PROBLEM: Copy out each line in the material below that has the word "Hedging".

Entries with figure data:
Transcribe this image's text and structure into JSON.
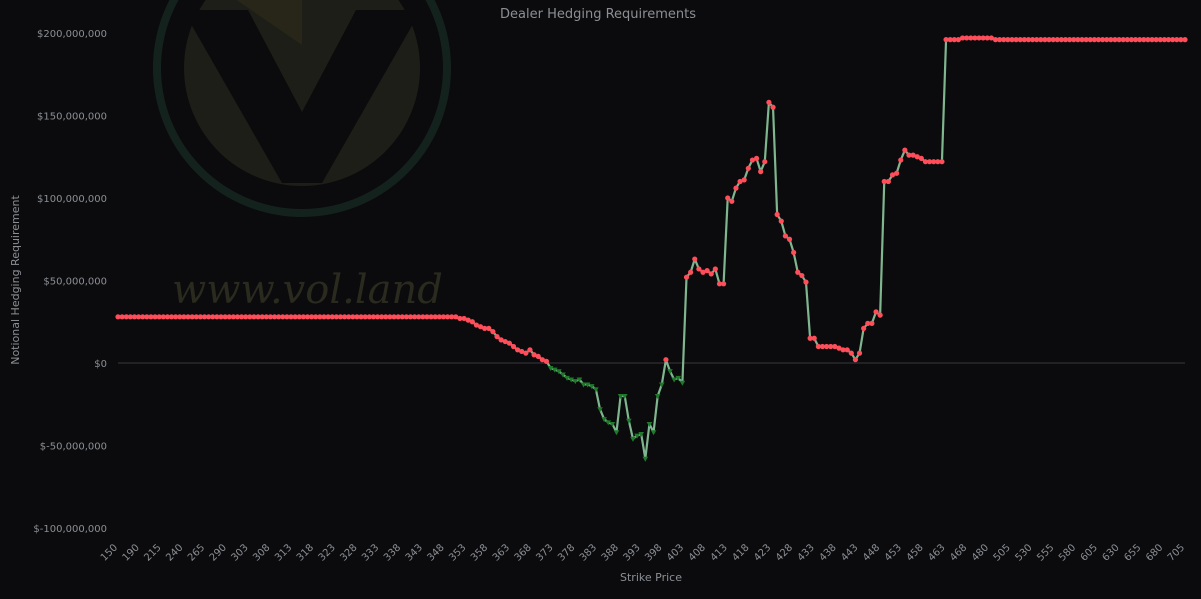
{
  "chart_data": {
    "type": "line",
    "title": "Dealer Hedging Requirements",
    "xlabel": "Strike Price",
    "ylabel": "Notional Hedging Requirement",
    "watermark": "www.vol.land",
    "ylim": [
      -100000000,
      200000000
    ],
    "yticks": [
      200000000,
      150000000,
      100000000,
      50000000,
      0,
      -50000000,
      -100000000
    ],
    "ytick_labels": [
      "$200,000,000",
      "$150,000,000",
      "$100,000,000",
      "$50,000,000",
      "$0",
      "$-50,000,000",
      "$-100,000,000"
    ],
    "xtick_labels": [
      "150",
      "190",
      "215",
      "240",
      "265",
      "290",
      "303",
      "308",
      "313",
      "318",
      "323",
      "328",
      "333",
      "338",
      "343",
      "348",
      "353",
      "358",
      "363",
      "368",
      "373",
      "378",
      "383",
      "388",
      "393",
      "398",
      "403",
      "408",
      "413",
      "418",
      "423",
      "428",
      "433",
      "438",
      "443",
      "448",
      "453",
      "458",
      "463",
      "468",
      "480",
      "505",
      "530",
      "555",
      "580",
      "605",
      "630",
      "655",
      "680",
      "705"
    ],
    "colors": {
      "positive_marker": "#ff4d5a",
      "negative_marker": "#1e7a2a",
      "line": "#7fb58f",
      "background": "#0b0b0d",
      "zero_line": "#3a3a3a"
    },
    "series": [
      {
        "values": [
          28000000,
          28000000,
          28000000,
          28000000,
          28000000,
          28000000,
          28000000,
          28000000,
          28000000,
          28000000,
          28000000,
          28000000,
          28000000,
          28000000,
          28000000,
          28000000,
          28000000,
          28000000,
          28000000,
          28000000,
          28000000,
          28000000,
          28000000,
          28000000,
          28000000,
          28000000,
          28000000,
          28000000,
          28000000,
          28000000,
          28000000,
          28000000,
          28000000,
          28000000,
          28000000,
          28000000,
          28000000,
          28000000,
          28000000,
          28000000,
          28000000,
          28000000,
          28000000,
          28000000,
          28000000,
          28000000,
          28000000,
          28000000,
          28000000,
          28000000,
          28000000,
          28000000,
          28000000,
          28000000,
          28000000,
          28000000,
          28000000,
          28000000,
          28000000,
          28000000,
          28000000,
          28000000,
          28000000,
          28000000,
          28000000,
          28000000,
          28000000,
          28000000,
          28000000,
          28000000,
          28000000,
          28000000,
          28000000,
          28000000,
          28000000,
          28000000,
          28000000,
          28000000,
          28000000,
          28000000,
          28000000,
          28000000,
          28000000,
          27000000,
          27000000,
          26000000,
          25000000,
          23000000,
          22000000,
          21000000,
          21000000,
          19000000,
          16000000,
          14000000,
          13000000,
          12000000,
          10000000,
          8000000,
          7000000,
          6000000,
          8000000,
          5000000,
          4000000,
          2000000,
          1000000,
          -3000000,
          -4000000,
          -5000000,
          -7000000,
          -9000000,
          -10000000,
          -11000000,
          -10000000,
          -13000000,
          -13000000,
          -14000000,
          -16000000,
          -28000000,
          -34000000,
          -36000000,
          -37000000,
          -42000000,
          -20000000,
          -20000000,
          -35000000,
          -46000000,
          -44000000,
          -43000000,
          -58000000,
          -37000000,
          -42000000,
          -20000000,
          -13000000,
          2000000,
          -5000000,
          -10000000,
          -9000000,
          -12000000,
          52000000,
          55000000,
          63000000,
          57000000,
          55000000,
          56000000,
          54000000,
          57000000,
          48000000,
          48000000,
          100000000,
          98000000,
          106000000,
          110000000,
          111000000,
          118000000,
          123000000,
          124000000,
          116000000,
          122000000,
          158000000,
          155000000,
          90000000,
          86000000,
          77000000,
          75000000,
          67000000,
          55000000,
          53000000,
          49000000,
          15000000,
          15000000,
          10000000,
          10000000,
          10000000,
          10000000,
          10000000,
          9000000,
          8000000,
          8000000,
          6000000,
          2000000,
          6000000,
          21000000,
          24000000,
          24000000,
          31000000,
          29000000,
          110000000,
          110000000,
          114000000,
          115000000,
          123000000,
          129000000,
          126000000,
          126000000,
          125000000,
          124000000,
          122000000,
          122000000,
          122000000,
          122000000,
          122000000,
          196000000,
          196000000,
          196000000,
          196000000,
          197000000,
          197000000,
          197000000,
          197000000,
          197000000,
          197000000,
          197000000,
          197000000,
          196000000,
          196000000,
          196000000,
          196000000,
          196000000,
          196000000,
          196000000,
          196000000,
          196000000,
          196000000,
          196000000,
          196000000,
          196000000,
          196000000,
          196000000,
          196000000,
          196000000,
          196000000,
          196000000,
          196000000,
          196000000,
          196000000,
          196000000,
          196000000,
          196000000,
          196000000,
          196000000,
          196000000,
          196000000,
          196000000,
          196000000,
          196000000,
          196000000,
          196000000,
          196000000,
          196000000,
          196000000,
          196000000,
          196000000,
          196000000,
          196000000,
          196000000,
          196000000,
          196000000,
          196000000,
          196000000,
          196000000
        ]
      }
    ]
  }
}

RESULT OF THE TASK:
    "title": "Dealer Hedging Requirements",
    "ylabel": "Notional Hedging Requirement",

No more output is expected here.